**WORK REQUIRED:** Every line of the material below should be repeated exactly.

**DATA LISTING:**

□ □ □ □ □ □ □

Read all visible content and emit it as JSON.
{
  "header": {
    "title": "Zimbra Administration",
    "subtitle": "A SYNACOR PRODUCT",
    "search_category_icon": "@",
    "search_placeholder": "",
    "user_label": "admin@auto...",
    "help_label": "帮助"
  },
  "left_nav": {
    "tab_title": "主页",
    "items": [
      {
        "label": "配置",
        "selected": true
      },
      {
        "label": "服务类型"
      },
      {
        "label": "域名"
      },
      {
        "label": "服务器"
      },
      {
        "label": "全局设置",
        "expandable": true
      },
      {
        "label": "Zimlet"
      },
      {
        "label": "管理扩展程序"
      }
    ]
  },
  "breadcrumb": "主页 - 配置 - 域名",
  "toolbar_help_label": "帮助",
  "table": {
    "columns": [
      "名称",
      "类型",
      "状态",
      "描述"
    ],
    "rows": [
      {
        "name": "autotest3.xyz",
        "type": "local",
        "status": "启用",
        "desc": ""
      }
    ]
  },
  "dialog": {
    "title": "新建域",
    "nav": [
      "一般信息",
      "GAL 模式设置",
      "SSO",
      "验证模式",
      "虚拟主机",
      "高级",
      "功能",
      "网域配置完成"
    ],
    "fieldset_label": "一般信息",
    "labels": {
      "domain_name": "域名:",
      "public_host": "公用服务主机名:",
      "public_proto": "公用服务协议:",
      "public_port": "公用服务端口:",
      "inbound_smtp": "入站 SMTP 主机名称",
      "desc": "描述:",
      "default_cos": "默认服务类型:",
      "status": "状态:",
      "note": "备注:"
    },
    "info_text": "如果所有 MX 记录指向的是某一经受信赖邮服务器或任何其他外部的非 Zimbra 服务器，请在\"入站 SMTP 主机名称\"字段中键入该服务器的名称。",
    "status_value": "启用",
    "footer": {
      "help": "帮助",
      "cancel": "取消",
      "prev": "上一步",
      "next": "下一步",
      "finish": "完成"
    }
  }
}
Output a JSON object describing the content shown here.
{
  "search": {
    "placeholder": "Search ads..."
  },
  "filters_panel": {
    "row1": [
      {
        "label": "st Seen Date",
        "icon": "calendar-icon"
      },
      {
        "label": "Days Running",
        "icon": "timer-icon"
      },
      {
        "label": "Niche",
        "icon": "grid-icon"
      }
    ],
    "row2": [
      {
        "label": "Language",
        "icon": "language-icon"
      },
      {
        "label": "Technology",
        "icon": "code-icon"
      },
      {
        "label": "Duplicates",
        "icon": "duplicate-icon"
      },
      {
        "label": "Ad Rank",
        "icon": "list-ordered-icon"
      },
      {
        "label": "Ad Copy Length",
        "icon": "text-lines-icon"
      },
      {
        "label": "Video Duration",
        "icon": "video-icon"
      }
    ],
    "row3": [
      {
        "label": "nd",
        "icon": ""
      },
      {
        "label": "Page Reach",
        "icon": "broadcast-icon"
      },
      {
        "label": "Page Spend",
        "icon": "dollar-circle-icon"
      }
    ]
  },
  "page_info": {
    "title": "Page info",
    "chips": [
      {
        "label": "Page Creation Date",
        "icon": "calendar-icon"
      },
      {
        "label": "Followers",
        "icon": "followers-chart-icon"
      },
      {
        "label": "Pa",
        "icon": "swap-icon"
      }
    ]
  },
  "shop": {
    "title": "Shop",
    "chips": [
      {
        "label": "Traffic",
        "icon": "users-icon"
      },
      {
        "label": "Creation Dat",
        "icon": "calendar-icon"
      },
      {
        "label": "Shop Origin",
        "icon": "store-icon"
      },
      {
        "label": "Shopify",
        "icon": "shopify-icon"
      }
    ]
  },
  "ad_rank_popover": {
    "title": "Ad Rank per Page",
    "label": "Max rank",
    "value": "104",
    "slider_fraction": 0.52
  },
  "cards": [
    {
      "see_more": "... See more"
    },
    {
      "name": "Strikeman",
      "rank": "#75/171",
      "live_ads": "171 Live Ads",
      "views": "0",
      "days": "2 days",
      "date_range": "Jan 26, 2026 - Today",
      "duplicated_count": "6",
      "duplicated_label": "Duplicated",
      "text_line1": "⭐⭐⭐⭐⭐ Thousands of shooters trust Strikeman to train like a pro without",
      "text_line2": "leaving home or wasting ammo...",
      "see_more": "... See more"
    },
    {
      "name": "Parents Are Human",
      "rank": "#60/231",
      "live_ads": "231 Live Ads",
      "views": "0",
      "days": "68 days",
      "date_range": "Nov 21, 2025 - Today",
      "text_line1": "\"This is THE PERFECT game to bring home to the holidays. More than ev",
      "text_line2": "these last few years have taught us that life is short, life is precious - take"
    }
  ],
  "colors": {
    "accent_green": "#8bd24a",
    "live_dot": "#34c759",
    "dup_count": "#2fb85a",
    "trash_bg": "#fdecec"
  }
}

□ □ □ □ □ □ □

**COMPLETED TASK:**
Read all visible content and emit it as JSON.
{
  "header": {
    "title": "Zimbra Administration",
    "subtitle": "A SYNACOR PRODUCT",
    "search_category_icon": "@",
    "search_placeholder": "",
    "user_label": "admin@auto...",
    "help_label": "帮助"
  },
  "left_nav": {
    "tab_title": "主页",
    "items": [
      {
        "label": "配置",
        "selected": true
      },
      {
        "label": "服务类型"
      },
      {
        "label": "域名"
      },
      {
        "label": "服务器"
      },
      {
        "label": "全局设置",
        "expandable": true
      },
      {
        "label": "Zimlet"
      },
      {
        "label": "管理扩展程序"
      }
    ]
  },
  "breadcrumb": "主页 - 配置 - 域名",
  "toolbar_help_label": "帮助",
  "table": {
    "columns": [
      "名称",
      "类型",
      "状态",
      "描述"
    ],
    "rows": [
      {
        "name": "autotest3.xyz",
        "type": "local",
        "status": "启用",
        "desc": ""
      }
    ]
  },
  "dialog": {
    "title": "新建域",
    "nav": [
      "一般信息",
      "GAL 模式设置",
      "SSO",
      "验证模式",
      "虚拟主机",
      "高级",
      "功能",
      "网域配置完成"
    ],
    "fieldset_label": "一般信息",
    "labels": {
      "domain_name": "域名:",
      "public_host": "公用服务主机名:",
      "public_proto": "公用服务协议:",
      "public_port": "公用服务端口:",
      "inbound_smtp": "入站 SMTP 主机名称",
      "desc": "描述:",
      "default_cos": "默认服务类型:",
      "status": "状态:",
      "note": "备注:"
    },
    "info_text": "如果所有 MX 记录指向的是某一经受信赖邮服务器或任何其他外部的非 Zimbra 服务器，请在\"入站 SMTP 主机名称\"字段中键入该服务器的名称。",
    "status_value": "启用",
    "footer": {
      "help": "帮助",
      "cancel": "取消",
      "prev": "上一步",
      "next": "下一步",
      "finish": "完成"
    }
  }
}
Output a JSON object describing the content shown here.
{
  "search": {
    "placeholder": "Search ads..."
  },
  "filters_panel": {
    "row1": [
      {
        "label": "st Seen Date",
        "icon": "calendar-icon"
      },
      {
        "label": "Days Running",
        "icon": "timer-icon"
      },
      {
        "label": "Niche",
        "icon": "grid-icon"
      }
    ],
    "row2": [
      {
        "label": "Language",
        "icon": "language-icon"
      },
      {
        "label": "Technology",
        "icon": "code-icon"
      },
      {
        "label": "Duplicates",
        "icon": "duplicate-icon"
      },
      {
        "label": "Ad Rank",
        "icon": "list-ordered-icon"
      },
      {
        "label": "Ad Copy Length",
        "icon": "text-lines-icon"
      },
      {
        "label": "Video Duration",
        "icon": "video-icon"
      }
    ],
    "row3": [
      {
        "label": "nd",
        "icon": ""
      },
      {
        "label": "Page Reach",
        "icon": "broadcast-icon"
      },
      {
        "label": "Page Spend",
        "icon": "dollar-circle-icon"
      }
    ]
  },
  "page_info": {
    "title": "Page info",
    "chips": [
      {
        "label": "Page Creation Date",
        "icon": "calendar-icon"
      },
      {
        "label": "Followers",
        "icon": "followers-chart-icon"
      },
      {
        "label": "Pa",
        "icon": "swap-icon"
      }
    ]
  },
  "shop": {
    "title": "Shop",
    "chips": [
      {
        "label": "Traffic",
        "icon": "users-icon"
      },
      {
        "label": "Creation Dat",
        "icon": "calendar-icon"
      },
      {
        "label": "Shop Origin",
        "icon": "store-icon"
      },
      {
        "label": "Shopify",
        "icon": "shopify-icon"
      }
    ]
  },
  "ad_rank_popover": {
    "title": "Ad Rank per Page",
    "label": "Max rank",
    "value": "104",
    "slider_fraction": 0.52
  },
  "cards": [
    {
      "see_more": "... See more"
    },
    {
      "name": "Strikeman",
      "rank": "#75/171",
      "live_ads": "171 Live Ads",
      "views": "0",
      "days": "2 days",
      "date_range": "Jan 26, 2026 - Today",
      "duplicated_count": "6",
      "duplicated_label": "Duplicated",
      "text_line1": "⭐⭐⭐⭐⭐ Thousands of shooters trust Strikeman to train like a pro without",
      "text_line2": "leaving home or wasting ammo...",
      "see_more": "... See more"
    },
    {
      "name": "Parents Are Human",
      "rank": "#60/231",
      "live_ads": "231 Live Ads",
      "views": "0",
      "days": "68 days",
      "date_range": "Nov 21, 2025 - Today",
      "text_line1": "\"This is THE PERFECT game to bring home to the holidays. More than ev",
      "text_line2": "these last few years have taught us that life is short, life is precious - take"
    }
  ],
  "colors": {
    "accent_green": "#8bd24a",
    "live_dot": "#34c759",
    "dup_count": "#2fb85a",
    "trash_bg": "#fdecec"
  }
}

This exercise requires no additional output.